▶ _Written instruction_
Write out each entry again. Keep every word exactly as it is.

▶ _Raw records_
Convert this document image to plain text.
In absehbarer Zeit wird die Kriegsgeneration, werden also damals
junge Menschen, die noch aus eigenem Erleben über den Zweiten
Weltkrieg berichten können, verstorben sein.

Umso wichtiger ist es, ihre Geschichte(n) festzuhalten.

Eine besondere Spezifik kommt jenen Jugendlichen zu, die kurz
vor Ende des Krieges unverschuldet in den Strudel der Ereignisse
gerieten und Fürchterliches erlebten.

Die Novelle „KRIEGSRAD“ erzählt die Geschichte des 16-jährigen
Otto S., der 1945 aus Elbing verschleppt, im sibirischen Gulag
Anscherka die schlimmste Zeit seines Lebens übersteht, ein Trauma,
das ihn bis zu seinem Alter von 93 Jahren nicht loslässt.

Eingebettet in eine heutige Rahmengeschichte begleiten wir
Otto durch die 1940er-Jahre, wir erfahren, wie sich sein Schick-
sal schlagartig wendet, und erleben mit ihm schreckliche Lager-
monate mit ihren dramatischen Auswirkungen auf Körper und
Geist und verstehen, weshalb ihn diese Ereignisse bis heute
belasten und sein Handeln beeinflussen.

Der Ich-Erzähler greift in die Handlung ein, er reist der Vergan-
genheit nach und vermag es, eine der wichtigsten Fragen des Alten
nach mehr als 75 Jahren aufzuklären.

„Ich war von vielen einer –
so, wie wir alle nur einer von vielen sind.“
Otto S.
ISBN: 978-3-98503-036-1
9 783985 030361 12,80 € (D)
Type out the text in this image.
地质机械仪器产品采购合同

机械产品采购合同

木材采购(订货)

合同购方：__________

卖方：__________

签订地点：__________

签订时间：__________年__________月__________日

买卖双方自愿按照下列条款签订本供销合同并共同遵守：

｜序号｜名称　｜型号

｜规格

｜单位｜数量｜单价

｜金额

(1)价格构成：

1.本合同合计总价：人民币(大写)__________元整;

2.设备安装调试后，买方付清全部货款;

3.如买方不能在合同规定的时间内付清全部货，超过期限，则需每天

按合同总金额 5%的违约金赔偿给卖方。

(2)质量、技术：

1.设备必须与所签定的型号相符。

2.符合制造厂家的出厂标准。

▶ _Answer to the task_
Convert this document image to plain text.
In absehbarer Zeit wird die Kriegsgeneration, werden also damals
junge Menschen, die noch aus eigenem Erleben über den Zweiten
Weltkrieg berichten können, verstorben sein.

Umso wichtiger ist es, ihre Geschichte(n) festzuhalten.

Eine besondere Spezifik kommt jenen Jugendlichen zu, die kurz
vor Ende des Krieges unverschuldet in den Strudel der Ereignisse
gerieten und Fürchterliches erlebten.

Die Novelle „KRIEGSRAD“ erzählt die Geschichte des 16-jährigen
Otto S., der 1945 aus Elbing verschleppt, im sibirischen Gulag
Anscherka die schlimmste Zeit seines Lebens übersteht, ein Trauma,
das ihn bis zu seinem Alter von 93 Jahren nicht loslässt.

Eingebettet in eine heutige Rahmengeschichte begleiten wir
Otto durch die 1940er-Jahre, wir erfahren, wie sich sein Schick-
sal schlagartig wendet, und erleben mit ihm schreckliche Lager-
monate mit ihren dramatischen Auswirkungen auf Körper und
Geist und verstehen, weshalb ihn diese Ereignisse bis heute
belasten und sein Handeln beeinflussen.

Der Ich-Erzähler greift in die Handlung ein, er reist der Vergan-
genheit nach und vermag es, eine der wichtigsten Fragen des Alten
nach mehr als 75 Jahren aufzuklären.

„Ich war von vielen einer –
so, wie wir alle nur einer von vielen sind.“
Otto S.
ISBN: 978-3-98503-036-1
9 783985 030361 12,80 € (D)
Type out the text in this image.
地质机械仪器产品采购合同

机械产品采购合同

木材采购(订货)

合同购方：__________

卖方：__________

签订地点：__________

签订时间：__________年__________月__________日

买卖双方自愿按照下列条款签订本供销合同并共同遵守：

｜序号｜名称　｜型号

｜规格

｜单位｜数量｜单价

｜金额

(1)价格构成：

1.本合同合计总价：人民币(大写)__________元整;

2.设备安装调试后，买方付清全部货款;

3.如买方不能在合同规定的时间内付清全部货，超过期限，则需每天

按合同总金额 5%的违约金赔偿给卖方。

(2)质量、技术：

1.设备必须与所签定的型号相符。

2.符合制造厂家的出厂标准。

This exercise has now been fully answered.